In College Baseball, College Football on June 22, 2011 at 5:39 PM

I’ll get to the shoes, but before that even came up again, I was planning to write about Les’ coverage by the Oklahoma St. media. After last season, I wrote this blog about Les Miles’ tenure at LSU so far as compared to previous coaches. I didn’t write anything about that other school where he was the head coach. (By the way, let me know if my links are not to your liking. I know some people like to know where they’re going before clicking on a link.)

I found this tribute by “News OK”/The Oklahoman interesting. Check out the video and the article.

Miles “only” went 2-2 against “Bedlam” rivals Oklahoma, including a 52-9 loss, but a few notes about that series that the Oklahoma St. media didn’t care to remind people about (and I don’t blame them). The Cowboys have only beaten the Sooners 16 times in 97 games. Only 7 of those Oklahoma teams had winning records (1917, 1930, 1944, 1966, 1976, 2001, and 2002), so the only two of those instances in the last 34 years were under Miles. 1976 was the only other time Oklahoma had what I would call an impressive record (9-2-1). The best Oklahoma record in the other seasons was 6-3-1. The Oklahoma teams that the Cowboys beat under Miles were 11-2 and 12-2, respectively. You would never hear Les call this a success, I’m sure, but the Cowboys only lost to the Sooners by three points in 2004, a year Oklahoma would finish 12-1 (the only loss being in the national championship game). The Sooners have won every game against the Cowboys since, and 4 of the 6 games were by 20 points or more.

I don’t understand what he did in leaving to upset the Oklahoma St. fans, but maybe some of the resentment is because they miss him a little, at least during one game a year. Despite the one blowout, there had to be a better feeling going into Bedlam then than there is now or than there has been any time in memory. He told people goodbye? That seems like a nice thing to me. Maybe someone could explain to me what he did. It’s not like he pulled a Saban and started coaching another Big XII South team (the only ones comparable to Alabama would be Oklahoma or maybe Texas) a couple of years later.

Mike Gundy had his tirade (“I’m a man, I’m 40”), but I prefer a guy being funny because he doesn’t take himself too seriously rather than because he’s prone to drama. It might have even been somewhat calculated too. He had to show he was just as committed-to-the-point-of-insanity (or at least a high level of eccentricity) to his program and his players to replace Miles in people’s eyes.

§ Source excerpt
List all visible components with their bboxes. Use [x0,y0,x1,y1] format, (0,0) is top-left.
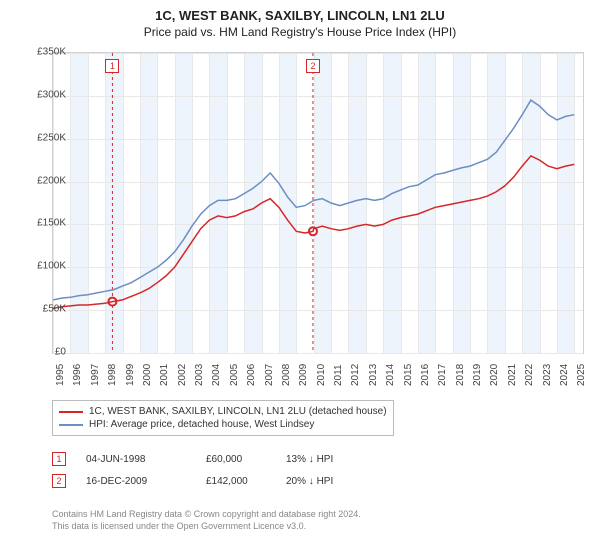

§ Requirement 1
In the blog post on Les Miles, how many times have the Cowboys beaten the Sooners, and in how many games?
§ Requirement 2
Reproduce the passage of the blog post on Les Miles from "I don’t understand" up to and including "of years later.".

§ Correct output 1
The Cowboys have beaten the Sooners 16 times in 97 games.

§ Correct output 2
I don’t understand what he did in leaving to upset the Oklahoma St. fans, but maybe some of the resentment is because they miss him a little, at least during one game a year. Despite the one blowout, there had to be a better feeling going into Bedlam then than there is now or than there has been any time in memory. He told people goodbye? That seems like a nice thing to me. Maybe someone could explain to me what he did. It’s not like he pulled a Saban and started coaching another Big XII South team (the only ones comparable to Alabama would be Oklahoma or maybe Texas) a couple of years later.